Every line must be returned precisely as it is written.

## start

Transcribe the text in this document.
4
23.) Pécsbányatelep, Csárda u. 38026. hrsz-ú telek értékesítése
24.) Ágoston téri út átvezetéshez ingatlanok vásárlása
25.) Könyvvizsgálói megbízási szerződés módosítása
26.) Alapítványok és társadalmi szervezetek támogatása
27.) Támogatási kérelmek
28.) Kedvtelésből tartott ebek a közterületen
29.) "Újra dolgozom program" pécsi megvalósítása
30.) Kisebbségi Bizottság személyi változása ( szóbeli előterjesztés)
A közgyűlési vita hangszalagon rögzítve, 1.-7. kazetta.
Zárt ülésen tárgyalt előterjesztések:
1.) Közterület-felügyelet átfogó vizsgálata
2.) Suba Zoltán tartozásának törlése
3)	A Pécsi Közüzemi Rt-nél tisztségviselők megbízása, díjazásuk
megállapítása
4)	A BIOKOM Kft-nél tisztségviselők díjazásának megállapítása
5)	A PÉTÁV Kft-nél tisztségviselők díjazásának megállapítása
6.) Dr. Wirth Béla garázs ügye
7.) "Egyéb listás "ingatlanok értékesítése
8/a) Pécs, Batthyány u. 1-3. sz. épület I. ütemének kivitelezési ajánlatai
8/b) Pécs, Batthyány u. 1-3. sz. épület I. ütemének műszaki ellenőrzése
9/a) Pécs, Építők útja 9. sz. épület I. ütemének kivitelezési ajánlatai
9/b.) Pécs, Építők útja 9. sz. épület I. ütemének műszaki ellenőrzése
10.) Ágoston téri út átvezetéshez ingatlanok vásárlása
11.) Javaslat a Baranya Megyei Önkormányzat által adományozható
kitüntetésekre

## end

- [Result of this task]
Transcribe the text in this document.
4
23.) Pécsbányatelep, Csárda u. 38026. hrsz-ú telek értékesítése
24.) Ágoston téri út átvezetéshez ingatlanok vásárlása
25.) Könyvvizsgálói megbízási szerződés módosítása
26.) Alapítványok és társadalmi szervezetek támogatása
27.) Támogatási kérelmek
28.) Kedvtelésből tartott ebek a közterületen
29.) "Újra dolgozom program" pécsi megvalósítása
30.) Kisebbségi Bizottság személyi változása ( szóbeli előterjesztés)
A közgyűlési vita hangszalagon rögzítve, 1.-7. kazetta.
Zárt ülésen tárgyalt előterjesztések:
1.) Közterület-felügyelet átfogó vizsgálata
2.) Suba Zoltán tartozásának törlése
3)	A Pécsi Közüzemi Rt-nél tisztségviselők megbízása, díjazásuk
megállapítása
4)	A BIOKOM Kft-nél tisztségviselők díjazásának megállapítása
5)	A PÉTÁV Kft-nél tisztségviselők díjazásának megállapítása
6.) Dr. Wirth Béla garázs ügye
7.) "Egyéb listás "ingatlanok értékesítése
8/a) Pécs, Batthyány u. 1-3. sz. épület I. ütemének kivitelezési ajánlatai
8/b) Pécs, Batthyány u. 1-3. sz. épület I. ütemének műszaki ellenőrzése
9/a) Pécs, Építők útja 9. sz. épület I. ütemének kivitelezési ajánlatai
9/b.) Pécs, Építők útja 9. sz. épület I. ütemének műszaki ellenőrzése
10.) Ágoston téri út átvezetéshez ingatlanok vásárlása
11.) Javaslat a Baranya Megyei Önkormányzat által adományozható
kitüntetésekre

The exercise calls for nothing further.